▸ **EXTRACTED INFORMATION**
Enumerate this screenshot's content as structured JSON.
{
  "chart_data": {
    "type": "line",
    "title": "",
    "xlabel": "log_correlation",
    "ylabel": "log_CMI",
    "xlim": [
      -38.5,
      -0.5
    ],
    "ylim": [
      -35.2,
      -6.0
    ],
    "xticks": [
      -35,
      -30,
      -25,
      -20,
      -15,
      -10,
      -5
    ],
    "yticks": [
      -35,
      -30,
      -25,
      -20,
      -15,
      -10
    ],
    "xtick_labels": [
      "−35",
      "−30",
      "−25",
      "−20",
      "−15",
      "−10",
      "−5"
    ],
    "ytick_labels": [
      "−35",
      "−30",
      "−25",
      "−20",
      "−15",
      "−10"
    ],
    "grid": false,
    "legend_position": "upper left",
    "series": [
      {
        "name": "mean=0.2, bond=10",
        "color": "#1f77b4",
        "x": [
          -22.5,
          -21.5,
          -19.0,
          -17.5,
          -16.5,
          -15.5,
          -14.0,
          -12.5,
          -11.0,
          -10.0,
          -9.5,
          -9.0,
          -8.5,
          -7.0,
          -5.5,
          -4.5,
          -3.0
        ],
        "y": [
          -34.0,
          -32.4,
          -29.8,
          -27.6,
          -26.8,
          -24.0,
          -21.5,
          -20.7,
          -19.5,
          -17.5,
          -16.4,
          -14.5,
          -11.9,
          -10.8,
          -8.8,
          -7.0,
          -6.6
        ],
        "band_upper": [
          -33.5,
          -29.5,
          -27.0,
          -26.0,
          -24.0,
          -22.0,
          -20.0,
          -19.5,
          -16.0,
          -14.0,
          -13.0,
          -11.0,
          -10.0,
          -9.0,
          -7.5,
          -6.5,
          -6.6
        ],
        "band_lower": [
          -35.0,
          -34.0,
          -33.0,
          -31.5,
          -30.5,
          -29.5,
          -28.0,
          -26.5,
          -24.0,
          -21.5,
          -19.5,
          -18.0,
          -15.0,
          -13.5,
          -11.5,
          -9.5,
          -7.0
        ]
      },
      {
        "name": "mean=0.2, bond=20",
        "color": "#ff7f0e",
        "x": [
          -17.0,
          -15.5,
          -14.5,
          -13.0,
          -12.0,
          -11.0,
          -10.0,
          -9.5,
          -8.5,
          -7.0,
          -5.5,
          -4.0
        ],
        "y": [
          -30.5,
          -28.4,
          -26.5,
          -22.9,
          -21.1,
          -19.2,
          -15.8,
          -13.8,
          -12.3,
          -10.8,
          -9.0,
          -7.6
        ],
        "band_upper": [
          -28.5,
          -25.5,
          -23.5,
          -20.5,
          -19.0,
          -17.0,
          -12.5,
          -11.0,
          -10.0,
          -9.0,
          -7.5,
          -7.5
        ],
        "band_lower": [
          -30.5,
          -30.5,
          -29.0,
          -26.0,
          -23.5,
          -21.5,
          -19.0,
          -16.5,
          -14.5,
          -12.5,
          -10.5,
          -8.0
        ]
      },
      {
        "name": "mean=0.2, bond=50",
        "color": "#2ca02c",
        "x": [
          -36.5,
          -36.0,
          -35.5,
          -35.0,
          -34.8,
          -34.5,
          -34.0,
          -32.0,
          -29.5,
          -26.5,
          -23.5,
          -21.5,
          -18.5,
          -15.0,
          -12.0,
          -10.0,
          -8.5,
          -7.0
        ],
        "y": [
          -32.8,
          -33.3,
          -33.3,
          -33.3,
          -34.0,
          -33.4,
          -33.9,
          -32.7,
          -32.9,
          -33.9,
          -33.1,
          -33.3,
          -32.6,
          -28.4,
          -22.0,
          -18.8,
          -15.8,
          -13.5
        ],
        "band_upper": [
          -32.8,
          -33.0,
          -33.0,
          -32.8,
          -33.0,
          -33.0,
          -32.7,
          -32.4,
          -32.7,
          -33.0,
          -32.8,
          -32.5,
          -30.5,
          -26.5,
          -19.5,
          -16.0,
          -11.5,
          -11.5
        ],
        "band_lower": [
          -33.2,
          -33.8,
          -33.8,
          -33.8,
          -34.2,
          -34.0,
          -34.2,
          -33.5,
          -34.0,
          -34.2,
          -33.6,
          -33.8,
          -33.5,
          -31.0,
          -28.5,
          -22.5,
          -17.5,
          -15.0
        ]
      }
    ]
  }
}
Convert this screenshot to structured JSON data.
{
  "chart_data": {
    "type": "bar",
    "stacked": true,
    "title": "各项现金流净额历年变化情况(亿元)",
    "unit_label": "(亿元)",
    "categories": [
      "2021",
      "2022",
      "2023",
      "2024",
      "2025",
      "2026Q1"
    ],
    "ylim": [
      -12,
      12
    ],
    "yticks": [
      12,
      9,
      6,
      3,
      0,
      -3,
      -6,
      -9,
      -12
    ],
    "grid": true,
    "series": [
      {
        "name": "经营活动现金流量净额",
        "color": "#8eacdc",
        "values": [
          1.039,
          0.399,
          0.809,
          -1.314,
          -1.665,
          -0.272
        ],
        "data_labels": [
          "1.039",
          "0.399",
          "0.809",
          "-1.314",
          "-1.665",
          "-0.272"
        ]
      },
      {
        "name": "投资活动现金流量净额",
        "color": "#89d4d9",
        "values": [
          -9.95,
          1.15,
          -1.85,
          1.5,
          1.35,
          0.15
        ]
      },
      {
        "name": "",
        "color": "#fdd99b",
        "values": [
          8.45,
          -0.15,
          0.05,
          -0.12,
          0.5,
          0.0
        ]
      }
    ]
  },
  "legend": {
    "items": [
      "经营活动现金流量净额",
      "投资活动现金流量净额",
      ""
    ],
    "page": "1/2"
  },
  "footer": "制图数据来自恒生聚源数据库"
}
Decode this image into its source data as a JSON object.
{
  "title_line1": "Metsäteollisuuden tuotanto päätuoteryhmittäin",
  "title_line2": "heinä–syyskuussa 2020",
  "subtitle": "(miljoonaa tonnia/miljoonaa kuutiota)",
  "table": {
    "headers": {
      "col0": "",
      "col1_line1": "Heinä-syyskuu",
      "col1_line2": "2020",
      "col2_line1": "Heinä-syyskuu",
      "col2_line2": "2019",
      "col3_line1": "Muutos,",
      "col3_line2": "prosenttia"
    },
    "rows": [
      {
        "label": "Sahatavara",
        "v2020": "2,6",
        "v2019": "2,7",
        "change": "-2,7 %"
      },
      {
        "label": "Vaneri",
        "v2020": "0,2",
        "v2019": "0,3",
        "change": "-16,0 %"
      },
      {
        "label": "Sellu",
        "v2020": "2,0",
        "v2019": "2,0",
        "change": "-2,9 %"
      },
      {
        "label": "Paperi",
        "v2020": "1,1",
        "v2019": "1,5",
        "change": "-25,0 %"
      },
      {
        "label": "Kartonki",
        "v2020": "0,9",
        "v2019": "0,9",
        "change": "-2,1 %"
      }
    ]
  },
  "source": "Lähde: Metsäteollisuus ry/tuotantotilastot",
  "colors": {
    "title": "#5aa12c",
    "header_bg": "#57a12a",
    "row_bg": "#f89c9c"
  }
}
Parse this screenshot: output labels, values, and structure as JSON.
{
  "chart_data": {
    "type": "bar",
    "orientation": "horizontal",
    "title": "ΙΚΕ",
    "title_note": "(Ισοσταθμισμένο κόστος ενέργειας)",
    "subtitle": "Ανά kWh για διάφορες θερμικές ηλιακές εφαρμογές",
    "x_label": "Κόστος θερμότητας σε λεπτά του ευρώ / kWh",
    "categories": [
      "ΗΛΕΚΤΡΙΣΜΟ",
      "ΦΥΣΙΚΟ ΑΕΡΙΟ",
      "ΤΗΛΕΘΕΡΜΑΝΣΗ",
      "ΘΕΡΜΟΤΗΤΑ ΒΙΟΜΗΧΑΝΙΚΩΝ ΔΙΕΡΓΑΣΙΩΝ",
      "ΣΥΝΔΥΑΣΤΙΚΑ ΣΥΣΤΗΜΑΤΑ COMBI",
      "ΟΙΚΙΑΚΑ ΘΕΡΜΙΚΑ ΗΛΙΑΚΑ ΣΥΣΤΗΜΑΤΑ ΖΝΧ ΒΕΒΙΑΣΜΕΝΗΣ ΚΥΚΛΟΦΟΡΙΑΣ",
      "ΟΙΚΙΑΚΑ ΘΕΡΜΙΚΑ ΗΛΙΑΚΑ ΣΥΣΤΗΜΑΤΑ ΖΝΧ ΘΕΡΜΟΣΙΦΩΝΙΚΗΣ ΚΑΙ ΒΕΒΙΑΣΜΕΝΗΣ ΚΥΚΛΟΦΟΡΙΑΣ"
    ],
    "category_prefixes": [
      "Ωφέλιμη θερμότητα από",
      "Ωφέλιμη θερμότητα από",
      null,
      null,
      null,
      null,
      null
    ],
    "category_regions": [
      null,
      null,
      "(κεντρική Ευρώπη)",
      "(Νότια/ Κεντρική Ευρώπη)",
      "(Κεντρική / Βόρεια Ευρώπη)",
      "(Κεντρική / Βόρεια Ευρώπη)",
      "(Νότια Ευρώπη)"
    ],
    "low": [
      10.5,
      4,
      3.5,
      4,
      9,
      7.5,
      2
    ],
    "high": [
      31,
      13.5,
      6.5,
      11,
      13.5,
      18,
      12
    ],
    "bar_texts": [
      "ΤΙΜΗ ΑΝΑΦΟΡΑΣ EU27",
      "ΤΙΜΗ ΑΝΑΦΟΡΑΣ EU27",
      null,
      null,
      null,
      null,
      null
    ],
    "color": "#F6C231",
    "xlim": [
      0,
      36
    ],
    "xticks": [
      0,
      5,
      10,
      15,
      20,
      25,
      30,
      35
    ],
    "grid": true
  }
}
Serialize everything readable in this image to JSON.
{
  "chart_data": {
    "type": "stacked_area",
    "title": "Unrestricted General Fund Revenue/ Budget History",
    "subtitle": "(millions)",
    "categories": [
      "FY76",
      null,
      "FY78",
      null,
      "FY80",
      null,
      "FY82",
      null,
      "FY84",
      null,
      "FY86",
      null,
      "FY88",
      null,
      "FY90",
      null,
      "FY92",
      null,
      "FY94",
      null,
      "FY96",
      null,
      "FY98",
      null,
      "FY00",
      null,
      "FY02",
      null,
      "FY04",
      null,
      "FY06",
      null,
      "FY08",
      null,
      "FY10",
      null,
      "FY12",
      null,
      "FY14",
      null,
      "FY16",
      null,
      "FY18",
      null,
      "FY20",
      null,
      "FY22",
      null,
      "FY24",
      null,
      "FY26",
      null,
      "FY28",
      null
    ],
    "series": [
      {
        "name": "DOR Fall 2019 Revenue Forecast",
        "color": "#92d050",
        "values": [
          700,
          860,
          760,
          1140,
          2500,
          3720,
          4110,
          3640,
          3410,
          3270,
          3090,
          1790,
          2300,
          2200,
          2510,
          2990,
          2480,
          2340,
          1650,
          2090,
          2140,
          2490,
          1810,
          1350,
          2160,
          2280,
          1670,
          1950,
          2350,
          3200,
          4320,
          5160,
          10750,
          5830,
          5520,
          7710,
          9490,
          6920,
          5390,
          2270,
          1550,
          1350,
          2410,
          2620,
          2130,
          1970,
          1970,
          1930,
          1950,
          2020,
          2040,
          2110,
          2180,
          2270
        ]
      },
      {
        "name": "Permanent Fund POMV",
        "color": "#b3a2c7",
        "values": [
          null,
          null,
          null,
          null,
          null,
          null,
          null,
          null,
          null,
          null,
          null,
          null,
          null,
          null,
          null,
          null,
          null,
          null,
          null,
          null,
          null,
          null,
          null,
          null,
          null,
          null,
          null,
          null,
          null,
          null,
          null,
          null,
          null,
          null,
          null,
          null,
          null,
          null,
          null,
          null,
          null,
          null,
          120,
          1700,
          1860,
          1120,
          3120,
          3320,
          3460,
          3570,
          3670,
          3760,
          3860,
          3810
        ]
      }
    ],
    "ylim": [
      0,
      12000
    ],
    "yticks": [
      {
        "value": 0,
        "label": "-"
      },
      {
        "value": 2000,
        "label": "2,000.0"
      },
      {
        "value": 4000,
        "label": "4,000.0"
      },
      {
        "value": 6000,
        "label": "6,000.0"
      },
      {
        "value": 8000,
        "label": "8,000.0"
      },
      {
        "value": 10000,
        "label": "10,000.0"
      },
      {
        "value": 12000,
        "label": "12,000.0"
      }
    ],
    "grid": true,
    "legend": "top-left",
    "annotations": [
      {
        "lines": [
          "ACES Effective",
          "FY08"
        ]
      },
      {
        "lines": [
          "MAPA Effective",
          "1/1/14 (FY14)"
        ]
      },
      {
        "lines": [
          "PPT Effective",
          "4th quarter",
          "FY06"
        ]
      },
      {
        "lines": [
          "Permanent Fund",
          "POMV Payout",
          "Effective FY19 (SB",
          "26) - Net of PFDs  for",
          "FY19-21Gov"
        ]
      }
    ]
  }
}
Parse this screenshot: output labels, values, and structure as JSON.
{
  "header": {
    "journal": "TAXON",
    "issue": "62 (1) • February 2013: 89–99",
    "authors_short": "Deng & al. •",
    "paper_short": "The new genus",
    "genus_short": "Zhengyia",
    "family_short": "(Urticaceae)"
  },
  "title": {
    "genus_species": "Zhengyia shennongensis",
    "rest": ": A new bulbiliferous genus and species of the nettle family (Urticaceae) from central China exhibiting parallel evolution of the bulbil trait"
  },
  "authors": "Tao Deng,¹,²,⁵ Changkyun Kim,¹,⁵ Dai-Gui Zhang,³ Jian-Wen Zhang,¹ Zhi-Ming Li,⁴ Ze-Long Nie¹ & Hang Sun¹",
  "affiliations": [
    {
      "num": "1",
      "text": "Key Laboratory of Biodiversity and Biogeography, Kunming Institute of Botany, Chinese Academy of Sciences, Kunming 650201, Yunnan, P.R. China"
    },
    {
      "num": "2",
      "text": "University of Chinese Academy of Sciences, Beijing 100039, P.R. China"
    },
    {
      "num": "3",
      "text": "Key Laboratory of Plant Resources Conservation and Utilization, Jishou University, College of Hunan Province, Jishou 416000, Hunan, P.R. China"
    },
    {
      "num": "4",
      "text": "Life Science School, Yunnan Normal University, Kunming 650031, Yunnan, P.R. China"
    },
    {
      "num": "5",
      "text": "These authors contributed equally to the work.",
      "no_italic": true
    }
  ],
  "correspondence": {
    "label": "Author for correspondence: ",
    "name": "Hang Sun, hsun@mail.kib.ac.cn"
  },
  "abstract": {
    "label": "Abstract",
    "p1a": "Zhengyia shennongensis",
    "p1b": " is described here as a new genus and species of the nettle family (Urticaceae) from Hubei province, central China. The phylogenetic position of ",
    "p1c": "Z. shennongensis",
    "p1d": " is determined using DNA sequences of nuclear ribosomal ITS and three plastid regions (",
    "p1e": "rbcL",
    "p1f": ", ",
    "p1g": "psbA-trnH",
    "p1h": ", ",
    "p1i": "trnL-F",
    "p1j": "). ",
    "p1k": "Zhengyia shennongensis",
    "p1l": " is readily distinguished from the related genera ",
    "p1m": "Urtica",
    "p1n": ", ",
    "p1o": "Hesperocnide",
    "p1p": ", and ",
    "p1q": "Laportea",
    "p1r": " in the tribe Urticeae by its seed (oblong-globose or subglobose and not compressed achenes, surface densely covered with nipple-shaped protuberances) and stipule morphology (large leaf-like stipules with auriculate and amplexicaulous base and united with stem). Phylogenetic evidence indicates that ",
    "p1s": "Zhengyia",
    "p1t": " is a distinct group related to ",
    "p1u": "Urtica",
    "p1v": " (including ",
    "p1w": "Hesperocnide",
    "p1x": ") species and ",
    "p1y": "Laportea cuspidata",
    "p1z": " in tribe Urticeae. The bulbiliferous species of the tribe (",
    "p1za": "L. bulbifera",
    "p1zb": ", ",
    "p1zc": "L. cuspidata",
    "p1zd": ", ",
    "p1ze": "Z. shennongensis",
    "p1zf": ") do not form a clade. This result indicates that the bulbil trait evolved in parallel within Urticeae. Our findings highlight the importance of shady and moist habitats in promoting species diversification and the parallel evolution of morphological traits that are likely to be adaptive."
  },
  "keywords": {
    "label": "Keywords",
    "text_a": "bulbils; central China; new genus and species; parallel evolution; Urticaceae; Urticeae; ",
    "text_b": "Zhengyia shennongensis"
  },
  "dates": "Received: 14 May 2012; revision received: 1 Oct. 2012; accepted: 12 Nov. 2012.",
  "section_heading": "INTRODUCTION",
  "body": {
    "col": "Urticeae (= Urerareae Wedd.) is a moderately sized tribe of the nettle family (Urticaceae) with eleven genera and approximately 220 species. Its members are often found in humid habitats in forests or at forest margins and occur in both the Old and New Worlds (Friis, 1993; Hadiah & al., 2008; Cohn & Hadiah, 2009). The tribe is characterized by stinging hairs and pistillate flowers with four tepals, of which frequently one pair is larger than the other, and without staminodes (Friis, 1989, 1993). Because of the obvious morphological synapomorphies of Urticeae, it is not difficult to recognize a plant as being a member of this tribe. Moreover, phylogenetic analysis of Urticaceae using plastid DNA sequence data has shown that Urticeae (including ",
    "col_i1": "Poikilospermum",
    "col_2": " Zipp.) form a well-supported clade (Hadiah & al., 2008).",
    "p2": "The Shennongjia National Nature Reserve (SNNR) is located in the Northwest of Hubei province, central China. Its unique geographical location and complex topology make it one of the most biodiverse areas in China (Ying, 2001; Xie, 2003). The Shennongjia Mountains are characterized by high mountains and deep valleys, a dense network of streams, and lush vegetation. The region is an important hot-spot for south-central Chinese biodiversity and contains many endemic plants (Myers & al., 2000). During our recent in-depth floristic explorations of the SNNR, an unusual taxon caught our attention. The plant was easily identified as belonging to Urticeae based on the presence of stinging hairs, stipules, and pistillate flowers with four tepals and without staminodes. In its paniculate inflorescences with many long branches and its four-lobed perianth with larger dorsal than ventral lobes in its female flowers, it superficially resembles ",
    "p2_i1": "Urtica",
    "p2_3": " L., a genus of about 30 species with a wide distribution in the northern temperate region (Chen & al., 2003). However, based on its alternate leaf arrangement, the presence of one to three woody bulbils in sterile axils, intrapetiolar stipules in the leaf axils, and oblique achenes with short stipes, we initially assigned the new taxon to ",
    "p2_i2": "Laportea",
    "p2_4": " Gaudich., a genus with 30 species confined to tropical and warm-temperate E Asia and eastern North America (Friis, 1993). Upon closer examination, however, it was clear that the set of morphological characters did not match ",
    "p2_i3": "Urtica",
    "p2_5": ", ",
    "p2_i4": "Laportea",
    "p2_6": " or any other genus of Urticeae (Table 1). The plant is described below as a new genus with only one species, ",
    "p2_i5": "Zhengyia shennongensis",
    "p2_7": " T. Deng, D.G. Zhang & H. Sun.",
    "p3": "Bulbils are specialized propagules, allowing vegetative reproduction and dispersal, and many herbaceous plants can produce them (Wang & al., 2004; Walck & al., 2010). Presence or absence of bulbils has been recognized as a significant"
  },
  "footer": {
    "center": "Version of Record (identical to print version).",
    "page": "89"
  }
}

▸ **EXERCISE INSTRUCTIONS**
Going through the data above, count the lines where the string "JSON" appears, and answer with only that number.

▸ **COMPLETED TASK**
6